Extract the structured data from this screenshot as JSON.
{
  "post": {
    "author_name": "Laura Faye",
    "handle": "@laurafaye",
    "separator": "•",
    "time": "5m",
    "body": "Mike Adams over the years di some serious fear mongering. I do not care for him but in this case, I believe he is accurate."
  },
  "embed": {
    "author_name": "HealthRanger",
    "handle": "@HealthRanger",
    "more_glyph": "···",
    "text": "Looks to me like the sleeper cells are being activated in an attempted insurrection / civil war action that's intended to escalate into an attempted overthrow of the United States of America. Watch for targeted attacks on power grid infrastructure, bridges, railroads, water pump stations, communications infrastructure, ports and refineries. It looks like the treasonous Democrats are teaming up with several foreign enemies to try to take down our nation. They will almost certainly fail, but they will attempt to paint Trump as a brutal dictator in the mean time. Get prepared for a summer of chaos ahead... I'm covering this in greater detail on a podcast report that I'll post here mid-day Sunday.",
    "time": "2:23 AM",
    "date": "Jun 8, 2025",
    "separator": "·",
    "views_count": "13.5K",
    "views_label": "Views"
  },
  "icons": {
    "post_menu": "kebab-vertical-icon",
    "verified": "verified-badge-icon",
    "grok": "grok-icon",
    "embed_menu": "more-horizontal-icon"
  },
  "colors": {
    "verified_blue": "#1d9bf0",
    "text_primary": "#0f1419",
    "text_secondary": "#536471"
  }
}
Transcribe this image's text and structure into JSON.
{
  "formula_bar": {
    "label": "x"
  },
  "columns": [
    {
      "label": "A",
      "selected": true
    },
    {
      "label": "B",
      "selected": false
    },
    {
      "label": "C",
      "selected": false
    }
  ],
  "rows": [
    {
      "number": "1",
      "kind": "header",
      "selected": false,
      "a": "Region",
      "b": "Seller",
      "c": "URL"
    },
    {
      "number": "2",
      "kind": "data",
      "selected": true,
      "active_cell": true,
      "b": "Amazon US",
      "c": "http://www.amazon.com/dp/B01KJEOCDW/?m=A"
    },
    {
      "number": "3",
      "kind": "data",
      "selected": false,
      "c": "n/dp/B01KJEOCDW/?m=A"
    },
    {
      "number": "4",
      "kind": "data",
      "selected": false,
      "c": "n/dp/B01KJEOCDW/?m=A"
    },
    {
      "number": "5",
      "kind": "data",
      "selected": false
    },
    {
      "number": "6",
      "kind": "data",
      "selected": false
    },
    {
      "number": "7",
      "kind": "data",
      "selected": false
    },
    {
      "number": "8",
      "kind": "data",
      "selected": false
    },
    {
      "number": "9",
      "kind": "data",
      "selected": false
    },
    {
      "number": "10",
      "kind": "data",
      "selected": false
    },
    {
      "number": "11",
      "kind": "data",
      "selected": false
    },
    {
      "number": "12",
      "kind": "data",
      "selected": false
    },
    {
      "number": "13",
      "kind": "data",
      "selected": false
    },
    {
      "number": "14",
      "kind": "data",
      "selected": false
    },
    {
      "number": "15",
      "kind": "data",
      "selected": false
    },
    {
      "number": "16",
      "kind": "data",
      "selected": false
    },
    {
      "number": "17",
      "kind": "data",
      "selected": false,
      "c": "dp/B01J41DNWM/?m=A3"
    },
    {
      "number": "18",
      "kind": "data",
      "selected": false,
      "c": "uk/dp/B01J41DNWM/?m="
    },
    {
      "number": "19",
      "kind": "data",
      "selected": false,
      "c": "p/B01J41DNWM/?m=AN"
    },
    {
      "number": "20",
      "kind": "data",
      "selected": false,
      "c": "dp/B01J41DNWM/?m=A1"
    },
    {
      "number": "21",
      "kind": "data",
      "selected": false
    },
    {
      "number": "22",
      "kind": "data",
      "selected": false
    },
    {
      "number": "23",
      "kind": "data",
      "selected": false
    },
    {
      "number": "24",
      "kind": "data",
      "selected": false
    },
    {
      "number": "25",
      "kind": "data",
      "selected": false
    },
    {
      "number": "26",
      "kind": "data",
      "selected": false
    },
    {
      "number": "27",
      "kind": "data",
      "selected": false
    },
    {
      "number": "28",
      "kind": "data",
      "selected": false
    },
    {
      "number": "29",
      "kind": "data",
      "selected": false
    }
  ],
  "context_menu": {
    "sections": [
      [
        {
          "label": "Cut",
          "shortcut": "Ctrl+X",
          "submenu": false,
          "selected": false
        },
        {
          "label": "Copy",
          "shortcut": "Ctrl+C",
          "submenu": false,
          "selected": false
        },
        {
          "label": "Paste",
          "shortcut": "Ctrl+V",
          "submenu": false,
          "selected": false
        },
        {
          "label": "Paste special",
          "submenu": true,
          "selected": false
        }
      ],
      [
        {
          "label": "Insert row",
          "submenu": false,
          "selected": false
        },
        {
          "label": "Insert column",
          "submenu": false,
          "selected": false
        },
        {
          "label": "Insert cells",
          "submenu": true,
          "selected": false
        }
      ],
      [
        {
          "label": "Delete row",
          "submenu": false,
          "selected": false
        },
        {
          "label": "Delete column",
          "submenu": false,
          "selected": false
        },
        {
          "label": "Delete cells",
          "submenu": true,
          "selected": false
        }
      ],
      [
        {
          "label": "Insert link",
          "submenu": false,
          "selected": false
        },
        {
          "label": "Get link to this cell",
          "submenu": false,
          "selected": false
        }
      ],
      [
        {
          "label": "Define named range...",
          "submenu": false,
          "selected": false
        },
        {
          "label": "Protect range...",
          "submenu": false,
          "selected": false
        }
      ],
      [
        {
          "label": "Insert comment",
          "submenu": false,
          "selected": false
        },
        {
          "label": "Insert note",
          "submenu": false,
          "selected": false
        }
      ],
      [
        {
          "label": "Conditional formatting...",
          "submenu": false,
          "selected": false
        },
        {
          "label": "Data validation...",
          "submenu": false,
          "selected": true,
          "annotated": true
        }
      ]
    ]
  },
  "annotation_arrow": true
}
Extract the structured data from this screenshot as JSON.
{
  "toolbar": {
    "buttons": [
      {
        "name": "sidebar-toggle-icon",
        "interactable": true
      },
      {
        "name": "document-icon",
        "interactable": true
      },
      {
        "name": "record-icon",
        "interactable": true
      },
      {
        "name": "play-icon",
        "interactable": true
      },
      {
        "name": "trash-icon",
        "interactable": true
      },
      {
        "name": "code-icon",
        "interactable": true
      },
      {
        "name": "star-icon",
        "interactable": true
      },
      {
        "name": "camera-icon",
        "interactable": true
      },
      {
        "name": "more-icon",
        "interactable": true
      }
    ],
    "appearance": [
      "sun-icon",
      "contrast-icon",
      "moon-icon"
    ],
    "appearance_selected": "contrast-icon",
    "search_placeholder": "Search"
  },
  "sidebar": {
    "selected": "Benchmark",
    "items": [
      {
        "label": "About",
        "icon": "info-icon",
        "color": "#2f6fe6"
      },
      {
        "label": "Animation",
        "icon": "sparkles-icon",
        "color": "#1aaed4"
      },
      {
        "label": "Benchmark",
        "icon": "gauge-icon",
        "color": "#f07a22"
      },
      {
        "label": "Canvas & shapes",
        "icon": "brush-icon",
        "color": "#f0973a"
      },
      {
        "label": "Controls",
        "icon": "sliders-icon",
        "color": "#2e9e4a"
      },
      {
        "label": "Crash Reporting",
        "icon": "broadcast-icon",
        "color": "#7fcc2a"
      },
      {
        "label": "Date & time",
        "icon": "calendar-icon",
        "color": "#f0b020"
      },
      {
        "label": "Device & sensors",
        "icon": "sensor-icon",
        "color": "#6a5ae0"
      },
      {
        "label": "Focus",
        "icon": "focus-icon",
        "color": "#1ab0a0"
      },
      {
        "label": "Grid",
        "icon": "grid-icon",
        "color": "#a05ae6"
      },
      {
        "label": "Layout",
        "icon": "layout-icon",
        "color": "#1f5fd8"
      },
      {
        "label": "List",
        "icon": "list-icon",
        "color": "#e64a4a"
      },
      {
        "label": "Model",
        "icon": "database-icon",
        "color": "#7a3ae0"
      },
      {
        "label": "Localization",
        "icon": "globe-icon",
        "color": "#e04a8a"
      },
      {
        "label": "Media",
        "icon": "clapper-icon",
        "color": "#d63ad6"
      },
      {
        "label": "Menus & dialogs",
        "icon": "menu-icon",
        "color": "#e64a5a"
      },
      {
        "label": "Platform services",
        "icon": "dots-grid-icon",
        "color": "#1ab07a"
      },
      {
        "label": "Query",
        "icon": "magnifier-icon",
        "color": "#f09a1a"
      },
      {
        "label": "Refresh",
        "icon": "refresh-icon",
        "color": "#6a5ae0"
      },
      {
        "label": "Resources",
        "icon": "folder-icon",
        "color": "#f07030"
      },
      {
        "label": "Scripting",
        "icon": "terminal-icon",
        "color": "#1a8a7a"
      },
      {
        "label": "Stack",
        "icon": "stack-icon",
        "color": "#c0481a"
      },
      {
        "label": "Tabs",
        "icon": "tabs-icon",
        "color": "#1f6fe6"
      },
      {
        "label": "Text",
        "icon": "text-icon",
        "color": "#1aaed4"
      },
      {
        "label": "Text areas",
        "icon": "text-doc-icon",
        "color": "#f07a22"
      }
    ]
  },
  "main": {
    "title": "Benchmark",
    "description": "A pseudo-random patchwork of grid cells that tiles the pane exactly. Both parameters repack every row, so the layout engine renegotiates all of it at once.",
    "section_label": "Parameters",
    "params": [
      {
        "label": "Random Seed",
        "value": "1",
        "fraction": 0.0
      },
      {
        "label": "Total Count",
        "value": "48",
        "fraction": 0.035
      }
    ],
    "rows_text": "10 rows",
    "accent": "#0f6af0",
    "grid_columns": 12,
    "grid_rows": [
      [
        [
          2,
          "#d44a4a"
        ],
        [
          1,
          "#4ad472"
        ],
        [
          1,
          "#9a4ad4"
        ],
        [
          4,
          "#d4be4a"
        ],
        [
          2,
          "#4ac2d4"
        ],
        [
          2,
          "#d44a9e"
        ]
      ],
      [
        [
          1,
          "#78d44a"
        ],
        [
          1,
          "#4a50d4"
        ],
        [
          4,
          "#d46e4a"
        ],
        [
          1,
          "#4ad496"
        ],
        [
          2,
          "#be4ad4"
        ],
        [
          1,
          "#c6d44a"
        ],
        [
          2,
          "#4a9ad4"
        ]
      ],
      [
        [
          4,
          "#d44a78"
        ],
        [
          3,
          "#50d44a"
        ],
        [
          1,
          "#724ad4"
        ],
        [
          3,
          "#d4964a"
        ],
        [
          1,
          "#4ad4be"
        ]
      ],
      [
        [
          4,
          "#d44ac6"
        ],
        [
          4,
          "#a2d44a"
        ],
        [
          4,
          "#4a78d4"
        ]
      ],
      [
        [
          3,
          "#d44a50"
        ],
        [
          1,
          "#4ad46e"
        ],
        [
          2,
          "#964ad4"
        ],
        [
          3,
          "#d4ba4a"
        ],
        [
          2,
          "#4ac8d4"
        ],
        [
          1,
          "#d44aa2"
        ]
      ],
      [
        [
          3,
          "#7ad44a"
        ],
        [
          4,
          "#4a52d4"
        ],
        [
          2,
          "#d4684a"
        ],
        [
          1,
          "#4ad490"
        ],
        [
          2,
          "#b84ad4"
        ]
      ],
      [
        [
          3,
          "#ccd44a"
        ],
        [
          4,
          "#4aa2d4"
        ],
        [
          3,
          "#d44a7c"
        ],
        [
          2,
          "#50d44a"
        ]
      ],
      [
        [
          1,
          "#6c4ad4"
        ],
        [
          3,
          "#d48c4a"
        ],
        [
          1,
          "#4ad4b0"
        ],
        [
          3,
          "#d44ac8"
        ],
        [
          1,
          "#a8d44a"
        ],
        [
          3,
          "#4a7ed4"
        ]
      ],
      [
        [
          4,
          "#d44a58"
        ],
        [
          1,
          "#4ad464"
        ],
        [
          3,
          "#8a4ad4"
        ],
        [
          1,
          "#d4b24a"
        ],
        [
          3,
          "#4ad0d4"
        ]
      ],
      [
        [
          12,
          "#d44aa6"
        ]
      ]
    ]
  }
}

Task brief: Search the listing above for "Insert" and copy every line that has it.

Output of the task:
          "label": "Insert row",
          "label": "Insert column",
          "label": "Insert cells",
          "label": "Insert link",
          "label": "Insert comment",
          "label": "Insert note",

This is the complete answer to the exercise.